[[ PROVIDED RECORDS open ]]
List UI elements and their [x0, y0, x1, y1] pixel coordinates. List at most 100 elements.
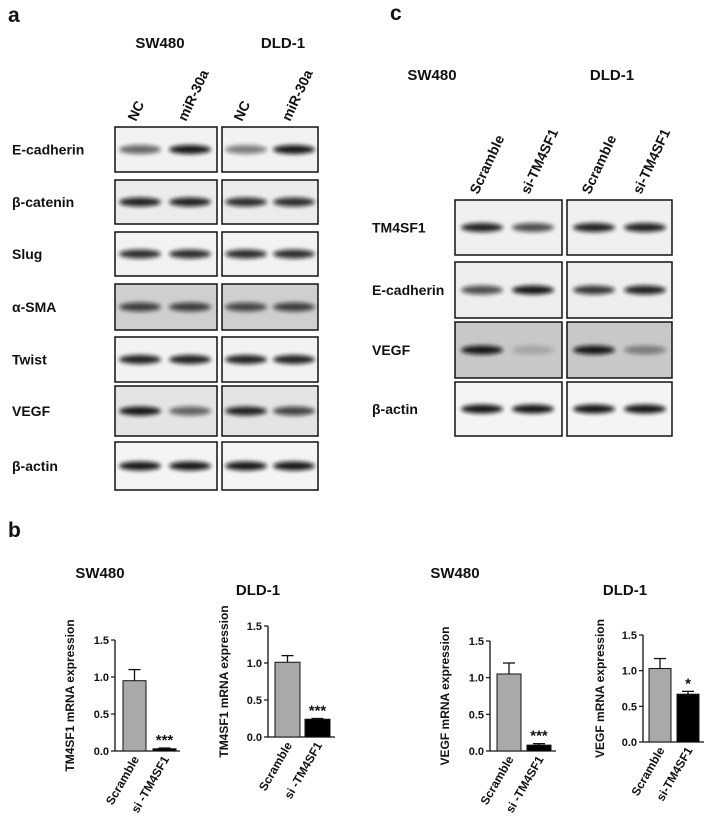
- y-axis-label: TM4SF1 mRNA expression: [63, 619, 77, 771]
- y-axis-label: VEGF mRNA expression: [438, 627, 452, 766]
- y-tick-label: 1.5: [622, 630, 637, 642]
- row-label: β-actin: [12, 458, 58, 474]
- band: [119, 302, 161, 312]
- panel-label: c: [390, 2, 402, 25]
- lane-label: NC: [230, 98, 253, 123]
- band: [624, 404, 666, 414]
- y-axis-label: VEGF mRNA expression: [593, 619, 607, 758]
- bar: [496, 673, 522, 752]
- chart-title: SW480: [75, 565, 124, 582]
- bar: [122, 680, 147, 752]
- band: [512, 404, 554, 414]
- lane-label: Scramble: [578, 132, 619, 196]
- band: [461, 404, 503, 414]
- lane-label: miR-30a: [278, 67, 316, 123]
- band: [119, 249, 161, 259]
- band: [573, 223, 615, 232]
- band: [512, 345, 554, 355]
- band: [225, 406, 267, 416]
- band: [512, 285, 554, 295]
- band: [512, 223, 554, 232]
- band: [273, 302, 315, 312]
- y-tick-label: 0.5: [94, 709, 109, 721]
- band: [273, 249, 315, 259]
- band: [169, 406, 211, 416]
- band: [273, 355, 315, 364]
- lane-label: si-TM4SF1: [517, 126, 561, 196]
- band: [169, 145, 211, 154]
- band: [573, 404, 615, 414]
- band: [119, 197, 161, 207]
- band: [273, 461, 315, 471]
- y-tick-label: 1.0: [247, 658, 262, 670]
- row-label: Twist: [12, 352, 47, 368]
- band: [225, 355, 267, 364]
- band: [169, 355, 211, 364]
- y-tick-label: 1.0: [469, 673, 484, 685]
- chart-title: DLD-1: [236, 582, 280, 599]
- row-label: VEGF: [372, 342, 411, 358]
- y-tick-label: 0.0: [622, 737, 637, 749]
- band: [225, 197, 267, 207]
- band: [461, 345, 503, 355]
- y-tick-label: 0.0: [94, 746, 109, 758]
- band: [624, 223, 666, 232]
- band: [169, 249, 211, 259]
- band: [119, 461, 161, 471]
- band: [225, 302, 267, 312]
- band: [169, 461, 211, 471]
- cell-line-header: DLD-1: [590, 67, 634, 84]
- band: [573, 285, 615, 295]
- lane-label: NC: [124, 98, 147, 123]
- band: [273, 145, 315, 154]
- cell-line-header: SW480: [135, 35, 184, 52]
- bar: [526, 744, 552, 752]
- significance: ***: [156, 732, 174, 749]
- y-tick-label: 0.5: [469, 709, 484, 721]
- significance: ***: [309, 703, 327, 720]
- chart-title: DLD-1: [603, 582, 647, 599]
- lane-label: si-TM4SF1: [629, 126, 673, 196]
- band: [225, 249, 267, 259]
- y-tick-label: 1.0: [94, 672, 109, 684]
- lane-label: miR-30a: [174, 67, 212, 123]
- bar: [648, 668, 672, 743]
- band: [573, 345, 615, 355]
- y-tick-label: 0.5: [622, 701, 637, 713]
- row-label: VEGF: [12, 403, 51, 419]
- row-label: E-cadherin: [372, 282, 444, 298]
- chart-title: SW480: [430, 565, 479, 582]
- row-label: β-catenin: [12, 194, 74, 210]
- band: [273, 406, 315, 416]
- bar: [676, 693, 700, 743]
- bar: [274, 661, 301, 738]
- y-tick-label: 1.5: [469, 636, 484, 648]
- row-label: TM4SF1: [372, 220, 426, 236]
- y-axis-label: TM4SF1 mRNA expression: [217, 605, 231, 757]
- row-label: E-cadherin: [12, 142, 84, 158]
- y-tick-label: 0.0: [247, 732, 262, 744]
- panel-label: a: [8, 4, 20, 27]
- band: [169, 197, 211, 207]
- y-tick-label: 1.0: [622, 666, 637, 678]
- cell-line-header: SW480: [407, 67, 456, 84]
- band: [461, 285, 503, 295]
- band: [225, 145, 267, 154]
- significance: *: [685, 675, 691, 692]
- lane-label: Scramble: [466, 132, 507, 196]
- row-label: β-actin: [372, 401, 418, 417]
- cell-line-header: DLD-1: [261, 35, 305, 52]
- y-tick-label: 1.5: [247, 621, 262, 633]
- row-label: α-SMA: [12, 299, 56, 315]
- y-tick-label: 0.0: [469, 746, 484, 758]
- band: [273, 197, 315, 207]
- row-label: Slug: [12, 246, 42, 262]
- y-tick-label: 0.5: [247, 695, 262, 707]
- band: [624, 285, 666, 295]
- significance: ***: [530, 728, 548, 745]
- band: [225, 461, 267, 471]
- bar: [304, 718, 331, 738]
- band: [119, 355, 161, 364]
- band: [119, 406, 161, 416]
[[ PROVIDED RECORDS closed ]]
Restate the whole of the material word for word without the pictures.

List UI elements and their [x0, y0, x1, y1] pixel coordinates. List at most 100 elements.
- y-axis-label: TM4SF1 mRNA expression: [63, 619, 77, 771]
- y-axis-label: VEGF mRNA expression: [438, 627, 452, 766]
- y-tick-label: 1.5: [622, 630, 637, 642]
- row-label: β-actin: [12, 458, 58, 474]
- band: [119, 302, 161, 312]
- panel-label: c: [390, 2, 402, 25]
- lane-label: NC: [230, 98, 253, 123]
- band: [624, 404, 666, 414]
- y-axis-label: VEGF mRNA expression: [593, 619, 607, 758]
- bar: [496, 673, 522, 752]
- chart-title: SW480: [75, 565, 124, 582]
- bar: [122, 680, 147, 752]
- band: [512, 404, 554, 414]
- lane-label: Scramble: [578, 132, 619, 196]
- band: [461, 404, 503, 414]
- lane-label: miR-30a: [278, 67, 316, 123]
- band: [119, 249, 161, 259]
- band: [573, 223, 615, 232]
- band: [512, 345, 554, 355]
- band: [225, 406, 267, 416]
- band: [512, 285, 554, 295]
- band: [512, 223, 554, 232]
- band: [273, 302, 315, 312]
- y-tick-label: 0.5: [94, 709, 109, 721]
- band: [273, 249, 315, 259]
- band: [169, 406, 211, 416]
- band: [273, 355, 315, 364]
- lane-label: si-TM4SF1: [517, 126, 561, 196]
- band: [169, 145, 211, 154]
- band: [573, 404, 615, 414]
- band: [119, 197, 161, 207]
- band: [273, 461, 315, 471]
- y-tick-label: 1.0: [247, 658, 262, 670]
- row-label: Twist: [12, 352, 47, 368]
- band: [225, 355, 267, 364]
- band: [169, 355, 211, 364]
- y-tick-label: 1.0: [469, 673, 484, 685]
- chart-title: DLD-1: [236, 582, 280, 599]
- row-label: VEGF: [372, 342, 411, 358]
- y-tick-label: 0.0: [622, 737, 637, 749]
- band: [225, 197, 267, 207]
- band: [461, 345, 503, 355]
- y-tick-label: 0.0: [94, 746, 109, 758]
- band: [624, 223, 666, 232]
- band: [169, 249, 211, 259]
- band: [119, 461, 161, 471]
- band: [225, 302, 267, 312]
- band: [169, 461, 211, 471]
- cell-line-header: DLD-1: [590, 67, 634, 84]
- band: [573, 285, 615, 295]
- lane-label: NC: [124, 98, 147, 123]
- band: [273, 145, 315, 154]
- cell-line-header: SW480: [135, 35, 184, 52]
- bar: [526, 744, 552, 752]
- significance: ***: [156, 732, 174, 749]
- y-tick-label: 0.5: [469, 709, 484, 721]
- significance: ***: [309, 703, 327, 720]
- chart-title: DLD-1: [603, 582, 647, 599]
- lane-label: si-TM4SF1: [629, 126, 673, 196]
- band: [225, 249, 267, 259]
- y-tick-label: 1.0: [94, 672, 109, 684]
- lane-label: miR-30a: [174, 67, 212, 123]
- bar: [648, 668, 672, 743]
- band: [573, 345, 615, 355]
- y-tick-label: 0.5: [622, 701, 637, 713]
- row-label: VEGF: [12, 403, 51, 419]
- row-label: E-cadherin: [372, 282, 444, 298]
- chart-title: SW480: [430, 565, 479, 582]
- row-label: β-catenin: [12, 194, 74, 210]
- band: [273, 406, 315, 416]
- bar: [676, 693, 700, 743]
- bar: [274, 661, 301, 738]
- y-tick-label: 1.5: [469, 636, 484, 648]
- row-label: TM4SF1: [372, 220, 426, 236]
- y-axis-label: TM4SF1 mRNA expression: [217, 605, 231, 757]
- row-label: E-cadherin: [12, 142, 84, 158]
- y-tick-label: 0.0: [247, 732, 262, 744]
- panel-label: a: [8, 4, 20, 27]
- band: [169, 197, 211, 207]
- y-tick-label: 1.0: [622, 666, 637, 678]
- cell-line-header: SW480: [407, 67, 456, 84]
- band: [461, 285, 503, 295]
- band: [225, 145, 267, 154]
- significance: *: [685, 675, 691, 692]
- lane-label: Scramble: [466, 132, 507, 196]
- row-label: β-actin: [372, 401, 418, 417]
- cell-line-header: DLD-1: [261, 35, 305, 52]
- y-tick-label: 1.5: [247, 621, 262, 633]
- row-label: α-SMA: [12, 299, 56, 315]
- y-tick-label: 0.0: [469, 746, 484, 758]
- band: [273, 197, 315, 207]
- row-label: Slug: [12, 246, 42, 262]
- y-tick-label: 0.5: [247, 695, 262, 707]
- band: [624, 285, 666, 295]
- significance: ***: [530, 728, 548, 745]
- band: [225, 461, 267, 471]
- bar: [304, 718, 331, 738]
- band: [119, 355, 161, 364]
- band: [119, 406, 161, 416]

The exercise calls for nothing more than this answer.